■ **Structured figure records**
************

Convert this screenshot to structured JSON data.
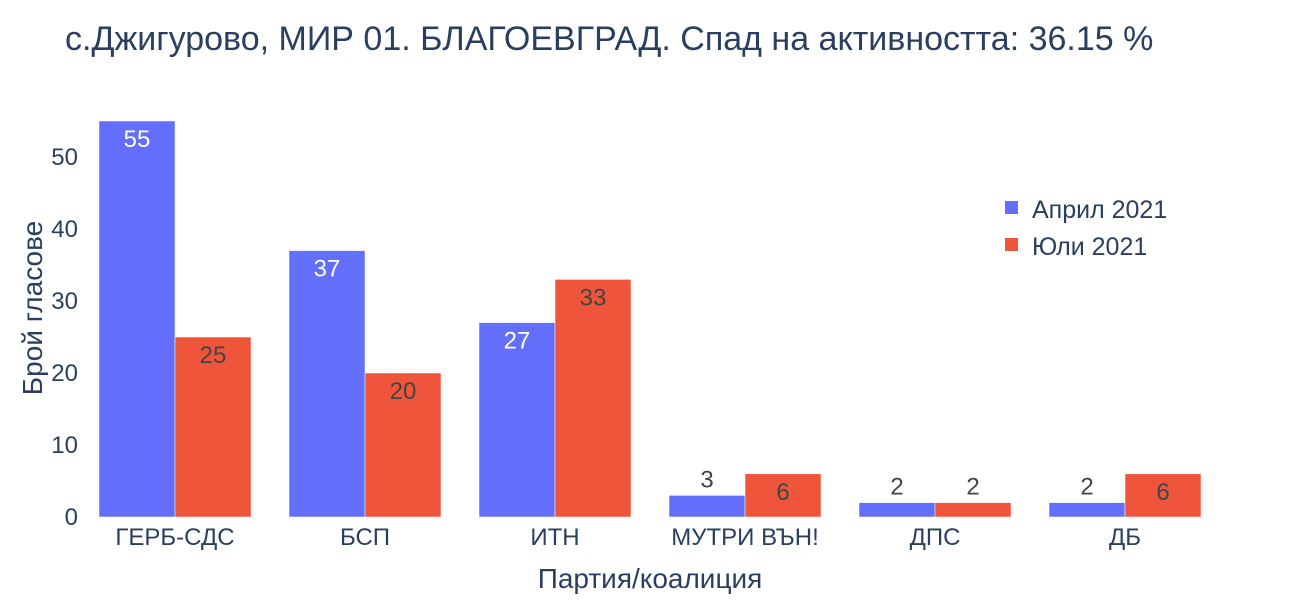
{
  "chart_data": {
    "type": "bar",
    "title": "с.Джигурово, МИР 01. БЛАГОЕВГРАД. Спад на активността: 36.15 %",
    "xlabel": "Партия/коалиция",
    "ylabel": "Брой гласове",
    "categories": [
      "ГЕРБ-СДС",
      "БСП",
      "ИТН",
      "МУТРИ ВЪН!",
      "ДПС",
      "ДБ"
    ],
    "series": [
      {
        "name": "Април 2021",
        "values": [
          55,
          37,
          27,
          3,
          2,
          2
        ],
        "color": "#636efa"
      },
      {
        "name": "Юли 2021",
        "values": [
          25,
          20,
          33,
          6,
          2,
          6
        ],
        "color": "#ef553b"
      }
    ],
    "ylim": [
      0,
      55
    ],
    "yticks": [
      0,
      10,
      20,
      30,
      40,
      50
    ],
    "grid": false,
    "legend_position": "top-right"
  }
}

************

■ **Written exercise**
Images should not appear in the copy; retype the listing above exactly.

■ **Answer to this task**
Convert this screenshot to structured JSON data.
{
  "chart_data": {
    "type": "bar",
    "title": "с.Джигурово, МИР 01. БЛАГОЕВГРАД. Спад на активността: 36.15 %",
    "xlabel": "Партия/коалиция",
    "ylabel": "Брой гласове",
    "categories": [
      "ГЕРБ-СДС",
      "БСП",
      "ИТН",
      "МУТРИ ВЪН!",
      "ДПС",
      "ДБ"
    ],
    "series": [
      {
        "name": "Април 2021",
        "values": [
          55,
          37,
          27,
          3,
          2,
          2
        ],
        "color": "#636efa"
      },
      {
        "name": "Юли 2021",
        "values": [
          25,
          20,
          33,
          6,
          2,
          6
        ],
        "color": "#ef553b"
      }
    ],
    "ylim": [
      0,
      55
    ],
    "yticks": [
      0,
      10,
      20,
      30,
      40,
      50
    ],
    "grid": false,
    "legend_position": "top-right"
  }
}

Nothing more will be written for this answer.